*Short exercise*.
Look for the string "需用副词形式" in every line, and copy each line that has it.

## Start Data records

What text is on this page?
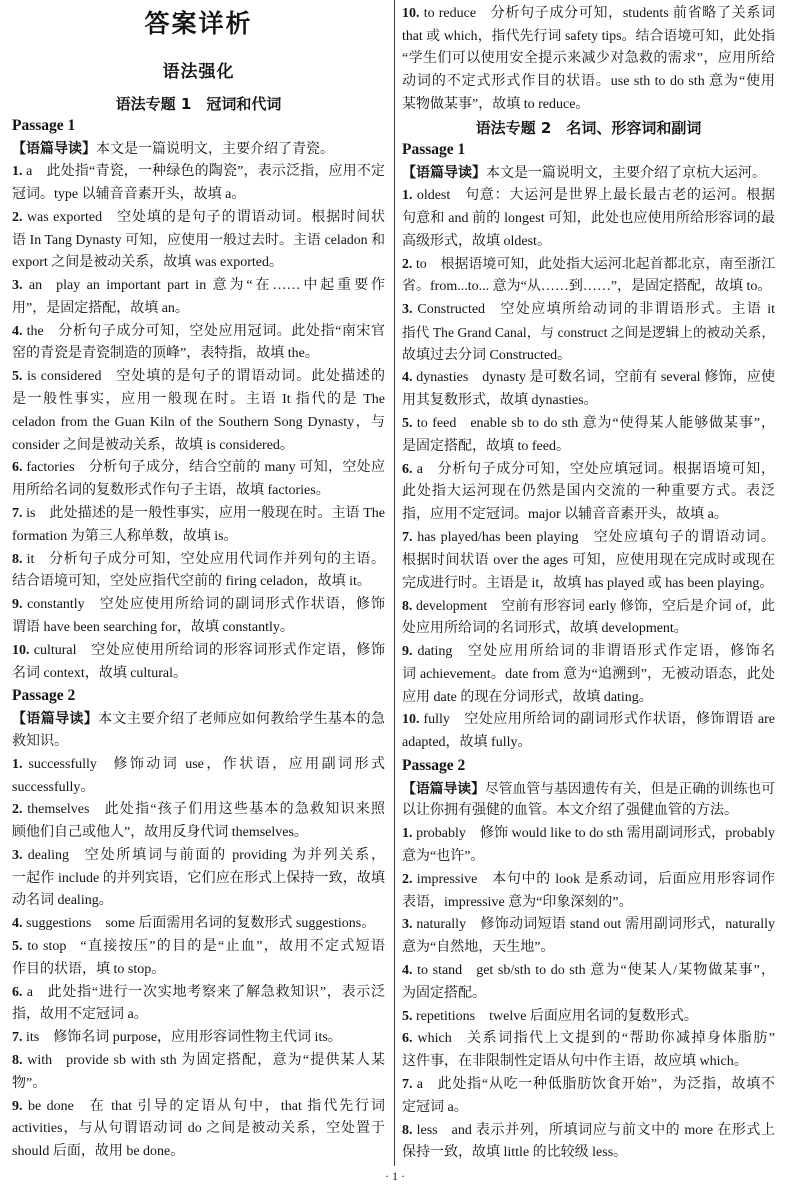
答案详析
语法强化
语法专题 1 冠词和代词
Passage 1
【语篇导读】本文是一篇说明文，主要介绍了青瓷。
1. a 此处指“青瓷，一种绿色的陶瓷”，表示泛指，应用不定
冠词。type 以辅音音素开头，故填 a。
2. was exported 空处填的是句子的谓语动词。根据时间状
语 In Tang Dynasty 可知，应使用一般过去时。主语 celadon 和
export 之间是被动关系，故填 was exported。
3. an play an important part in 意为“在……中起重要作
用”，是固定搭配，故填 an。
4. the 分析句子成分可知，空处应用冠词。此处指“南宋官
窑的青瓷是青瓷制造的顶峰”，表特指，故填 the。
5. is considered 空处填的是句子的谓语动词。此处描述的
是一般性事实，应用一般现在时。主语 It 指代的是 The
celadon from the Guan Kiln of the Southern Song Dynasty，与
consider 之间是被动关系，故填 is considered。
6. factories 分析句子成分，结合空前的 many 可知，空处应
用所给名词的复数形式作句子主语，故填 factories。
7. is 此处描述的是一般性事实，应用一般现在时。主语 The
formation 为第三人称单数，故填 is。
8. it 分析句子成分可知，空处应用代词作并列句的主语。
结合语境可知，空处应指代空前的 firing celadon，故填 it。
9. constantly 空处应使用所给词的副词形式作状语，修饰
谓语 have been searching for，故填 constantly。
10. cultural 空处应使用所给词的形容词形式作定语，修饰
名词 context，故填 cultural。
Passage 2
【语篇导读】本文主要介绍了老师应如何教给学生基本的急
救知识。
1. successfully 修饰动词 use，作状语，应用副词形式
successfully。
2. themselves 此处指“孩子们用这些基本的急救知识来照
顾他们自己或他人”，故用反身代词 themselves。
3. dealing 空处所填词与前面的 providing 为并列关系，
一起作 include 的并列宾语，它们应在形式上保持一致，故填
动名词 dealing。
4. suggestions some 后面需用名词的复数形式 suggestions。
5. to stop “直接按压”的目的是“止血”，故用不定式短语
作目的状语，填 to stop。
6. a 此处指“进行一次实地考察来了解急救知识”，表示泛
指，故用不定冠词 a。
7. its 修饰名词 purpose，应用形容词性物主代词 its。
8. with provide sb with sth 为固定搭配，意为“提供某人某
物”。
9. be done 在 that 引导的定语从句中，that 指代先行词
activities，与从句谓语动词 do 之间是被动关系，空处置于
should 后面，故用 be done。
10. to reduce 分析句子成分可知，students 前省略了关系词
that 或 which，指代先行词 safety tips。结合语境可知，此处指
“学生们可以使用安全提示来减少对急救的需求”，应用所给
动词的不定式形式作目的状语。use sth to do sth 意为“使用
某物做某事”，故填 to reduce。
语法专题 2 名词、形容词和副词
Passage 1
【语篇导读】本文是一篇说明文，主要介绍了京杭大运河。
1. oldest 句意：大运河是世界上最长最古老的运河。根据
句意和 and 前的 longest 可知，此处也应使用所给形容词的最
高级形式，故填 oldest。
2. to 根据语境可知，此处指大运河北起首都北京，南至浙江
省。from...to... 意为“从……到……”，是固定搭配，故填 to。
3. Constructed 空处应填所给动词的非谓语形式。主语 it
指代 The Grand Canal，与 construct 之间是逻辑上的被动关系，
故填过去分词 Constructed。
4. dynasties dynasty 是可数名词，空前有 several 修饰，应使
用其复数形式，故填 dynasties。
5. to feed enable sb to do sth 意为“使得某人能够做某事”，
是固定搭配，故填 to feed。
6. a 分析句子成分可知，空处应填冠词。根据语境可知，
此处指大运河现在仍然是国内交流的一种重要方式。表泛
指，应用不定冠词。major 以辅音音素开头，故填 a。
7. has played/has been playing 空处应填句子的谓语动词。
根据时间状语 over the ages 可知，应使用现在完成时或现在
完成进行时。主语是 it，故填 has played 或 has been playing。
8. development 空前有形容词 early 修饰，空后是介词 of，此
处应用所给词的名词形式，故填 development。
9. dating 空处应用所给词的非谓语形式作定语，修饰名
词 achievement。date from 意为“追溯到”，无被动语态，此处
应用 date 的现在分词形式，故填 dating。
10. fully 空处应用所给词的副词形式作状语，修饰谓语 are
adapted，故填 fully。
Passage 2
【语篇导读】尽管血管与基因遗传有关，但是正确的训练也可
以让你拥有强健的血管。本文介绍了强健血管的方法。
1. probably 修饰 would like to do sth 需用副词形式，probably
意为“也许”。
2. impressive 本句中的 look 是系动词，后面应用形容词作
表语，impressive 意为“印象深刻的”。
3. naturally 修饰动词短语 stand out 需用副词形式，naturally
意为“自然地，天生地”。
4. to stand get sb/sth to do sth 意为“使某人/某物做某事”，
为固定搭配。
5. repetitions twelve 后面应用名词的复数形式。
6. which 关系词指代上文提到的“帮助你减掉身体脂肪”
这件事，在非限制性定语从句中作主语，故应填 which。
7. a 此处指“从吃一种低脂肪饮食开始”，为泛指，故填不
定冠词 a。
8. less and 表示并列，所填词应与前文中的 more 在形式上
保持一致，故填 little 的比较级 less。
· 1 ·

## End Data records
## Start Data records

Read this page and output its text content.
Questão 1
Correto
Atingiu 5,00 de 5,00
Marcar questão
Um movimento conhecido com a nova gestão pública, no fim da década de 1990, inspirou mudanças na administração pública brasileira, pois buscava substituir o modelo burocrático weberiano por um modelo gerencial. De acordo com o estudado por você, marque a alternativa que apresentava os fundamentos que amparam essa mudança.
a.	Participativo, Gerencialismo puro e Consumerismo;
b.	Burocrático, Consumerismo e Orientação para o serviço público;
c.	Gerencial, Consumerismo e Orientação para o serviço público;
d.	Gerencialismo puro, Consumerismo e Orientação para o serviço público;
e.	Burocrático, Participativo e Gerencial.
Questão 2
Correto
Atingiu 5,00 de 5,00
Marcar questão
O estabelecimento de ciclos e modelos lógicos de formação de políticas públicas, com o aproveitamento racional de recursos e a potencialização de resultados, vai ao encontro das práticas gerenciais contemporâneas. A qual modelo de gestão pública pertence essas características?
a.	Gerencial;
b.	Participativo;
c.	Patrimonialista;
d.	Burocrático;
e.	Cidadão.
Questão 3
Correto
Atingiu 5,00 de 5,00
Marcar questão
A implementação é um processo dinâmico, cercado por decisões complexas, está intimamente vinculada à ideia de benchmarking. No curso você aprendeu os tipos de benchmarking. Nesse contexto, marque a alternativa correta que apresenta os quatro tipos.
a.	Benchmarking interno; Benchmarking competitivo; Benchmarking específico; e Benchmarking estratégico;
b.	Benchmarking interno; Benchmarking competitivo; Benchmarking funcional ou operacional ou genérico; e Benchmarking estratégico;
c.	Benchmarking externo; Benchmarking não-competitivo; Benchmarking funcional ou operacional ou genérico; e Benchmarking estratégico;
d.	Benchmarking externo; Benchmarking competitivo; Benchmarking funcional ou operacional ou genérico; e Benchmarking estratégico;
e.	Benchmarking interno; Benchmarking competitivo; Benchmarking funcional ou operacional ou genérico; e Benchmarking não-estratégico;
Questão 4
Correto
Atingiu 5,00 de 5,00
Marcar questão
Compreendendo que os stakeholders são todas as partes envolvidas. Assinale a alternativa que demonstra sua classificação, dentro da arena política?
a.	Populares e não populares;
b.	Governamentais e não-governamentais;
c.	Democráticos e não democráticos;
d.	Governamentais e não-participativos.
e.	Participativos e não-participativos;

## End Data records

*Completed exercise*.
1. probably 修饰 would like to do sth 需用副词形式，probably
3. naturally 修饰动词短语 stand out 需用副词形式，naturally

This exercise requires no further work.